Items from a figure collection
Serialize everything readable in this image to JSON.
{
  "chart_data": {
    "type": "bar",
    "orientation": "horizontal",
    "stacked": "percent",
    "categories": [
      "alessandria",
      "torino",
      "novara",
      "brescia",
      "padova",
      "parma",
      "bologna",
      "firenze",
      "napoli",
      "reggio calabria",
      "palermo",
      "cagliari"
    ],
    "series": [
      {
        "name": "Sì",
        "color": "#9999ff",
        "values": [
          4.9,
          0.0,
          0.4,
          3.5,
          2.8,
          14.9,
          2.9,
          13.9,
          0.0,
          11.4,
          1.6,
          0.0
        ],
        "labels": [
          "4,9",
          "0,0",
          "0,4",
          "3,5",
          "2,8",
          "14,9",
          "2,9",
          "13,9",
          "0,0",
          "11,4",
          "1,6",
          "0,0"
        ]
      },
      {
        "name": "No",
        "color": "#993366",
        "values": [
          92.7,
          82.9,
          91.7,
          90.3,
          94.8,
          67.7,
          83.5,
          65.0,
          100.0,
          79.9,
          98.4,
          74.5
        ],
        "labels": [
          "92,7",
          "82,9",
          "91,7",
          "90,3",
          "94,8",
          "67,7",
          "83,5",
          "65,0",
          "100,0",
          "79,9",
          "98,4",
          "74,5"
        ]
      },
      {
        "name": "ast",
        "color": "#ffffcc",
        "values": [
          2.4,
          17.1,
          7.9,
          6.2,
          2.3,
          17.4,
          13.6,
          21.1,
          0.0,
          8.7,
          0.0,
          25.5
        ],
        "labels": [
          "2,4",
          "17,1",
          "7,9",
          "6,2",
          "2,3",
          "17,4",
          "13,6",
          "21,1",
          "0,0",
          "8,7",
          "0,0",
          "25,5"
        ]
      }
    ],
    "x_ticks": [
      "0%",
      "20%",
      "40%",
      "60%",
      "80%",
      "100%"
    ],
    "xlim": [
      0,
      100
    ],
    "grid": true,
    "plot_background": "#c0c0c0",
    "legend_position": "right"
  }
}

■ **DIRECTIONS**: Repeat the data above, word for word.

■ **ANSWER TO THIS TASK**:
Serialize everything readable in this image to JSON.
{
  "chart_data": {
    "type": "bar",
    "orientation": "horizontal",
    "stacked": "percent",
    "categories": [
      "alessandria",
      "torino",
      "novara",
      "brescia",
      "padova",
      "parma",
      "bologna",
      "firenze",
      "napoli",
      "reggio calabria",
      "palermo",
      "cagliari"
    ],
    "series": [
      {
        "name": "Sì",
        "color": "#9999ff",
        "values": [
          4.9,
          0.0,
          0.4,
          3.5,
          2.8,
          14.9,
          2.9,
          13.9,
          0.0,
          11.4,
          1.6,
          0.0
        ],
        "labels": [
          "4,9",
          "0,0",
          "0,4",
          "3,5",
          "2,8",
          "14,9",
          "2,9",
          "13,9",
          "0,0",
          "11,4",
          "1,6",
          "0,0"
        ]
      },
      {
        "name": "No",
        "color": "#993366",
        "values": [
          92.7,
          82.9,
          91.7,
          90.3,
          94.8,
          67.7,
          83.5,
          65.0,
          100.0,
          79.9,
          98.4,
          74.5
        ],
        "labels": [
          "92,7",
          "82,9",
          "91,7",
          "90,3",
          "94,8",
          "67,7",
          "83,5",
          "65,0",
          "100,0",
          "79,9",
          "98,4",
          "74,5"
        ]
      },
      {
        "name": "ast",
        "color": "#ffffcc",
        "values": [
          2.4,
          17.1,
          7.9,
          6.2,
          2.3,
          17.4,
          13.6,
          21.1,
          0.0,
          8.7,
          0.0,
          25.5
        ],
        "labels": [
          "2,4",
          "17,1",
          "7,9",
          "6,2",
          "2,3",
          "17,4",
          "13,6",
          "21,1",
          "0,0",
          "8,7",
          "0,0",
          "25,5"
        ]
      }
    ],
    "x_ticks": [
      "0%",
      "20%",
      "40%",
      "60%",
      "80%",
      "100%"
    ],
    "xlim": [
      0,
      100
    ],
    "grid": true,
    "plot_background": "#c0c0c0",
    "legend_position": "right"
  }
}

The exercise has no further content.